- Exercise goal
In the data below, find each line containing the string "text" and return it.

[Items listed in a dataset]
....

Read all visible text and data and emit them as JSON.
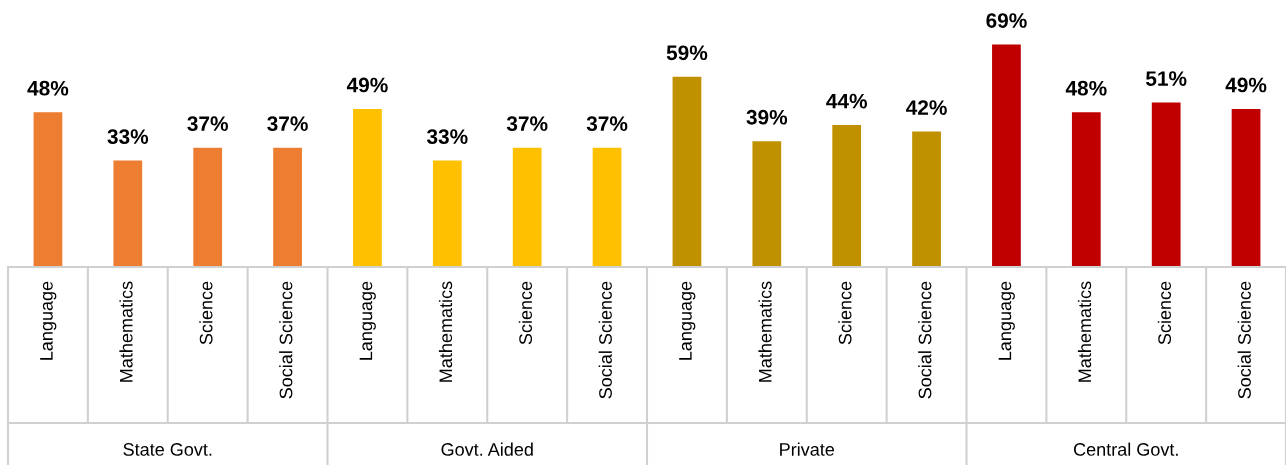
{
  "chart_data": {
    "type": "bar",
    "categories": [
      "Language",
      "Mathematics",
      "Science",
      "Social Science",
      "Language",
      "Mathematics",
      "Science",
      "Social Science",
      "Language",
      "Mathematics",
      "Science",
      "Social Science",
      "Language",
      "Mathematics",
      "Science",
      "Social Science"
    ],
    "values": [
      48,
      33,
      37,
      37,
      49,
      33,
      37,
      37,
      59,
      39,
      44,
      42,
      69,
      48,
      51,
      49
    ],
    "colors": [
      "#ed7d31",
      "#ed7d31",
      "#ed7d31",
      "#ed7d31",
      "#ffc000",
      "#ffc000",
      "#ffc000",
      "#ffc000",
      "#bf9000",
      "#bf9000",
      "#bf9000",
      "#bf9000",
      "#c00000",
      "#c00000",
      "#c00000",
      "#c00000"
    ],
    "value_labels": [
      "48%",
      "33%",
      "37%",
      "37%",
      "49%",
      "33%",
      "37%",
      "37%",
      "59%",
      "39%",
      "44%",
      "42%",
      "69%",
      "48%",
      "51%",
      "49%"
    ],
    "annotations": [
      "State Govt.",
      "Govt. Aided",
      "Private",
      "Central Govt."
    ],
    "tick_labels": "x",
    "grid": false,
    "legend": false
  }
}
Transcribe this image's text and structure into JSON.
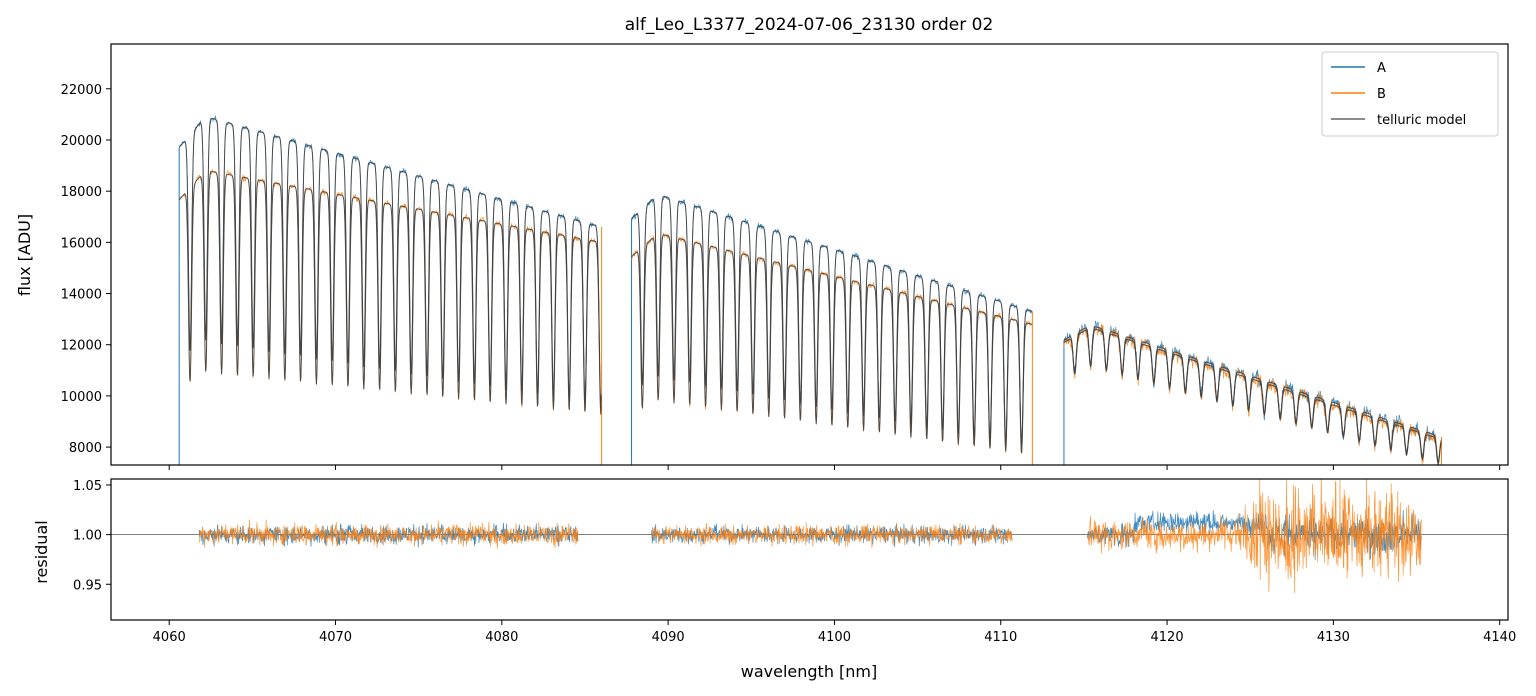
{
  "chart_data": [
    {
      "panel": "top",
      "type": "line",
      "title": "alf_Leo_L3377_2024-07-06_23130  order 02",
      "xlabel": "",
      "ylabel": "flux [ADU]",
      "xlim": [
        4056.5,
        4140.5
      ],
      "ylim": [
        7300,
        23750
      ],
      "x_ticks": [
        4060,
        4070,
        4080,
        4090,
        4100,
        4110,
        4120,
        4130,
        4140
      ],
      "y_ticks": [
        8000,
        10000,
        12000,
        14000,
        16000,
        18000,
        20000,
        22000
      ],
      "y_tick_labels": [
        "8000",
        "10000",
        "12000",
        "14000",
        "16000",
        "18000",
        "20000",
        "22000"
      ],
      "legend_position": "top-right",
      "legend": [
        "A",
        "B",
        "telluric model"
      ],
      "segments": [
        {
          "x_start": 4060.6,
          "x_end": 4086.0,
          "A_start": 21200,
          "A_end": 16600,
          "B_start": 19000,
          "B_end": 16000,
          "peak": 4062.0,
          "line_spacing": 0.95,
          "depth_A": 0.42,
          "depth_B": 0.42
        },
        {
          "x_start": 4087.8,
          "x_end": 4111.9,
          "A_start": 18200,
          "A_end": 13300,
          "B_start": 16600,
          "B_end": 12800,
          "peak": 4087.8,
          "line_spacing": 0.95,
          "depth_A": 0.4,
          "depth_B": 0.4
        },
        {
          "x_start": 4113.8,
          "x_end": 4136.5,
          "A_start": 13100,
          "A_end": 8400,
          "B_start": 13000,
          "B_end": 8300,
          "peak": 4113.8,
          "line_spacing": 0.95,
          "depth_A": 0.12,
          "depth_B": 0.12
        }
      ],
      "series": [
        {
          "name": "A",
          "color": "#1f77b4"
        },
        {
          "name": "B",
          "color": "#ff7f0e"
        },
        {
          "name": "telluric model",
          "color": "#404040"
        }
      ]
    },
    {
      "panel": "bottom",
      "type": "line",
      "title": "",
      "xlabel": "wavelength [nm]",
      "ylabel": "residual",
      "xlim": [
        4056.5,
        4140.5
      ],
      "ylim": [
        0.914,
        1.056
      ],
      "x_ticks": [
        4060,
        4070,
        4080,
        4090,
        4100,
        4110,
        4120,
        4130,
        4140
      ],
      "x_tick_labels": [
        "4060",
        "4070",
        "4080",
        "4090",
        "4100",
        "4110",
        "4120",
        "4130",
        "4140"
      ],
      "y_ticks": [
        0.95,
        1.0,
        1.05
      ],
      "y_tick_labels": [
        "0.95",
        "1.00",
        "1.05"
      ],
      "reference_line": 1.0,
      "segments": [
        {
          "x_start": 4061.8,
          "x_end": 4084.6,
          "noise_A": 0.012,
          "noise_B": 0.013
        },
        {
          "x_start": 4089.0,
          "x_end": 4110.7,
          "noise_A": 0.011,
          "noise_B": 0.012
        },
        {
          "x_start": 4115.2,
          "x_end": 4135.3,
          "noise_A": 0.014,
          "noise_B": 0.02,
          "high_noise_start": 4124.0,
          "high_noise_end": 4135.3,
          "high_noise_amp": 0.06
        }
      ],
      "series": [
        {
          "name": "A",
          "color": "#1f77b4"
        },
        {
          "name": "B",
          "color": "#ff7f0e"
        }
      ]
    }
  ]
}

....

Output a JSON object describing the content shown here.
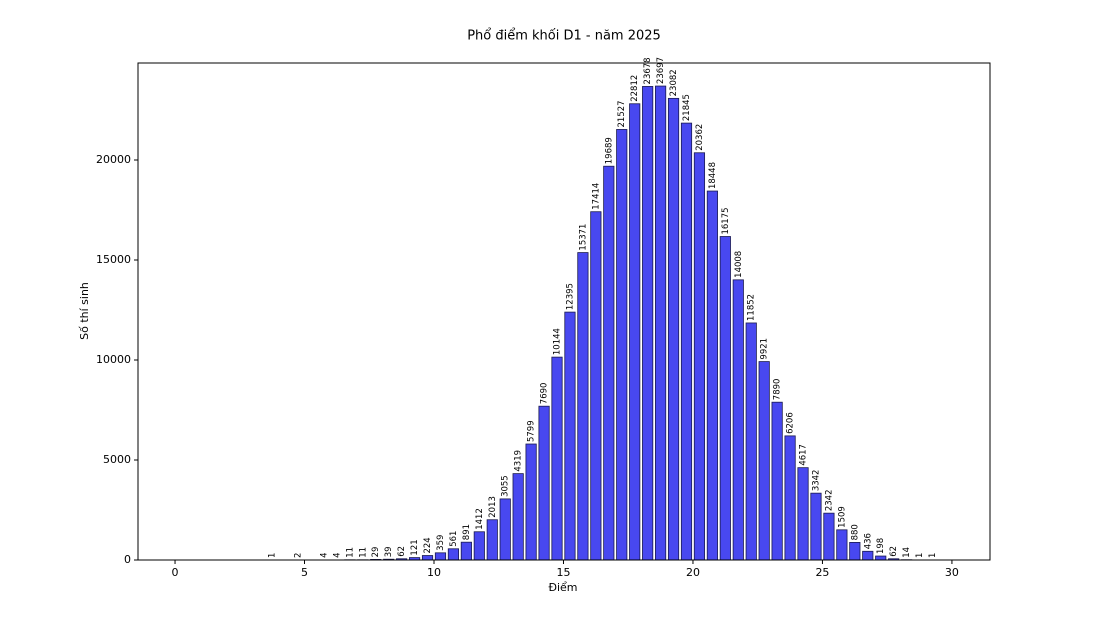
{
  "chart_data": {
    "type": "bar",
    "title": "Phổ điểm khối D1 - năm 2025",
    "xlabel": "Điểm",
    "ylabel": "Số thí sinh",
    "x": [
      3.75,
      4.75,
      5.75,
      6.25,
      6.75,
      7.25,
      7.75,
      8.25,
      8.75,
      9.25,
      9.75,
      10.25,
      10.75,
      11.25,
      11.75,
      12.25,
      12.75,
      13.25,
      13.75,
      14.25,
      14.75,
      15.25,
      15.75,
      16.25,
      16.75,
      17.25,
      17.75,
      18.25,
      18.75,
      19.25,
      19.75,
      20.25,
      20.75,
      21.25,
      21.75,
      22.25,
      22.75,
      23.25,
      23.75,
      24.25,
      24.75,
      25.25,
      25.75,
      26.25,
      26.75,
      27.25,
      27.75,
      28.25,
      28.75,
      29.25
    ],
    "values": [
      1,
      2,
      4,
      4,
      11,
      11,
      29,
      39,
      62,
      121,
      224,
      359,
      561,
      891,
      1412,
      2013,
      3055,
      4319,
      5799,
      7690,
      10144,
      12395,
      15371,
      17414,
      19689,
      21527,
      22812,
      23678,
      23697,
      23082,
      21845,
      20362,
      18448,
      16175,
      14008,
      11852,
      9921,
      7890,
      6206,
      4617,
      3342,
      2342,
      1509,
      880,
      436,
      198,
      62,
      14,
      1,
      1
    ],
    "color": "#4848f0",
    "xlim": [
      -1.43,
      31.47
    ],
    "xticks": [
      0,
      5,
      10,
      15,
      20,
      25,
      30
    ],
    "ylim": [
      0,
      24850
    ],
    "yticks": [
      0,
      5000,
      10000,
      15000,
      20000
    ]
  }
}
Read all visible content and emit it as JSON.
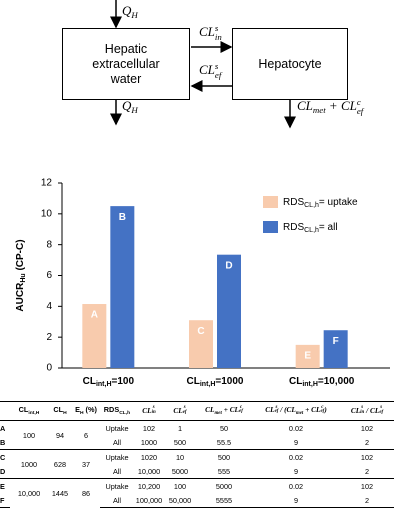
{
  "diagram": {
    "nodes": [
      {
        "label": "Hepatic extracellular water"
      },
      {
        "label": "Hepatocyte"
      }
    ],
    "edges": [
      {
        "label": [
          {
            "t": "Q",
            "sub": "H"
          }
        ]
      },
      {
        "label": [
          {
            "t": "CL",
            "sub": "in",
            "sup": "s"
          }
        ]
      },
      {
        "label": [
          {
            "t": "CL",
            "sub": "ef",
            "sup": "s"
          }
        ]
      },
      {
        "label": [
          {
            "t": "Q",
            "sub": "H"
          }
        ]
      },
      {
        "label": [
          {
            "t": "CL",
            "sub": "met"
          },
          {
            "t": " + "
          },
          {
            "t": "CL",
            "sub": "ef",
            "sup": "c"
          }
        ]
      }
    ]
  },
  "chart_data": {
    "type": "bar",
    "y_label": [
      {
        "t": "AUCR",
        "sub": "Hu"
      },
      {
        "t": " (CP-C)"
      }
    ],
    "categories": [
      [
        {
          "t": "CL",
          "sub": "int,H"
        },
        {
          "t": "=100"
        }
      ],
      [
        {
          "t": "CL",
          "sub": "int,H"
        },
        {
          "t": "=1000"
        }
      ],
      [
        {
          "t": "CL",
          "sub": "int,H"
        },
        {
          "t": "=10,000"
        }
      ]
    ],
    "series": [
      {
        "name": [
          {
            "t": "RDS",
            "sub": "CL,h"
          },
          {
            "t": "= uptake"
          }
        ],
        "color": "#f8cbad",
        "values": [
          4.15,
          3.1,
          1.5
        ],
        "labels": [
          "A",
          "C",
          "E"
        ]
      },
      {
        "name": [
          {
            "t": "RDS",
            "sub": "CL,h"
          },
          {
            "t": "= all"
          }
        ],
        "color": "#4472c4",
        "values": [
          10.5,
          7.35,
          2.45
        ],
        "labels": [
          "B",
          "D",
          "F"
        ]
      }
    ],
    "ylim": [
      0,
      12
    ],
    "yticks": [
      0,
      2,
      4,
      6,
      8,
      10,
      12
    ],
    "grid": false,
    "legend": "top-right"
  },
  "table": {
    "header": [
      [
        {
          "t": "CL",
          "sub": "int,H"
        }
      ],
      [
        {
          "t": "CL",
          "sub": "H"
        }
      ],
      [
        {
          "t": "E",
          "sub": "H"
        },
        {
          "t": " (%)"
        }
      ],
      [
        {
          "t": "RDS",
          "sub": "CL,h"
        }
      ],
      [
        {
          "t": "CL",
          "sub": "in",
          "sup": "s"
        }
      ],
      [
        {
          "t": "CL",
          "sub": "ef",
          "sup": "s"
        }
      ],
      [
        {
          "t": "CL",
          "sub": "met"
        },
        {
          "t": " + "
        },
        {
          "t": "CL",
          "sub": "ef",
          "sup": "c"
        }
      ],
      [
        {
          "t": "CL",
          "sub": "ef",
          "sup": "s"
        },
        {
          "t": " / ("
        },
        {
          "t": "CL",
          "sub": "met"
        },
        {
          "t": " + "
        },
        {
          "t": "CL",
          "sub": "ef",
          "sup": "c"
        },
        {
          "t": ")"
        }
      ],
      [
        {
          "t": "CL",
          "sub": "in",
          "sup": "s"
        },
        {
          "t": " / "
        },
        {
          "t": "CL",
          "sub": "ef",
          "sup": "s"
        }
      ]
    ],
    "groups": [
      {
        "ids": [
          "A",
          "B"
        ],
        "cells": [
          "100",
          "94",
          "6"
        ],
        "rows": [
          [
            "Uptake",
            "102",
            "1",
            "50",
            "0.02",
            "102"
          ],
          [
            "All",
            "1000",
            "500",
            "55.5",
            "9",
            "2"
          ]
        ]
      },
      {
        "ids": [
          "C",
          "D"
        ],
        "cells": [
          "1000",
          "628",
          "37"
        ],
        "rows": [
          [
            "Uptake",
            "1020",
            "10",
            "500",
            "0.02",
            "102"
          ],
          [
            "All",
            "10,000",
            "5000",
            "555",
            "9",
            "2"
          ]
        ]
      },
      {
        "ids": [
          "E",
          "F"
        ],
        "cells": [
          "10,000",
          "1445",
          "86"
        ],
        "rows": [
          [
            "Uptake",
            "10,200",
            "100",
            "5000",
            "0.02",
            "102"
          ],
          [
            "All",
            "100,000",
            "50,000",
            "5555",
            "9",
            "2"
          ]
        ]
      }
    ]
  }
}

....

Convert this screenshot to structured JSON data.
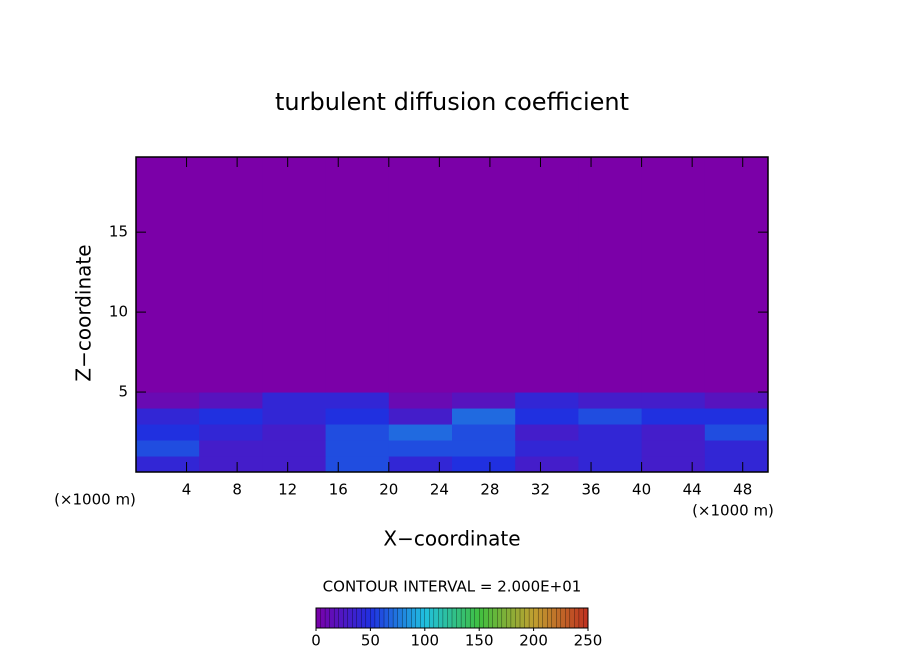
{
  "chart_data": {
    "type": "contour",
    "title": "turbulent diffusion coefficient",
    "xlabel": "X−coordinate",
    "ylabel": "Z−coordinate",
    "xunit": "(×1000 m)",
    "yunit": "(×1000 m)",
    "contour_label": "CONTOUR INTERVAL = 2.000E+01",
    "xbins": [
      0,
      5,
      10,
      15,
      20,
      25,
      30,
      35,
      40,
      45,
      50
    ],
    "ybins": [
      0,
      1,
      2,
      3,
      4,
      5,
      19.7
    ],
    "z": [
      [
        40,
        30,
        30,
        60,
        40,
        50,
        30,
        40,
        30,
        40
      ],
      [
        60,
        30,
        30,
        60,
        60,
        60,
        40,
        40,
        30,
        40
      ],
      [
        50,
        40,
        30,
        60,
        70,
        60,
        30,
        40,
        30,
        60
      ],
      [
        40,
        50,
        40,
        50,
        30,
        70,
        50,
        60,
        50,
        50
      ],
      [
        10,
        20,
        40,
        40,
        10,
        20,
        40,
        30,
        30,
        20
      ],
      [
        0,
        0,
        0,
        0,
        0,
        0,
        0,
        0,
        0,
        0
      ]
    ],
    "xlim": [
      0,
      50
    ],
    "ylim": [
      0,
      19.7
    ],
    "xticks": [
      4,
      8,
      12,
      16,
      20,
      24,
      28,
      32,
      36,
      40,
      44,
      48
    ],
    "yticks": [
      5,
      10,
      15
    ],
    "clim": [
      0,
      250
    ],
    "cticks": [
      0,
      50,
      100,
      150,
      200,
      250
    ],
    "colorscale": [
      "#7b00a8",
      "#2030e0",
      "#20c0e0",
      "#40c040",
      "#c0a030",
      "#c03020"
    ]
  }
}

....

- Problem solution
Read all visible text and data and emit them as JSON.
Transcribe this image's text and structure into JSON.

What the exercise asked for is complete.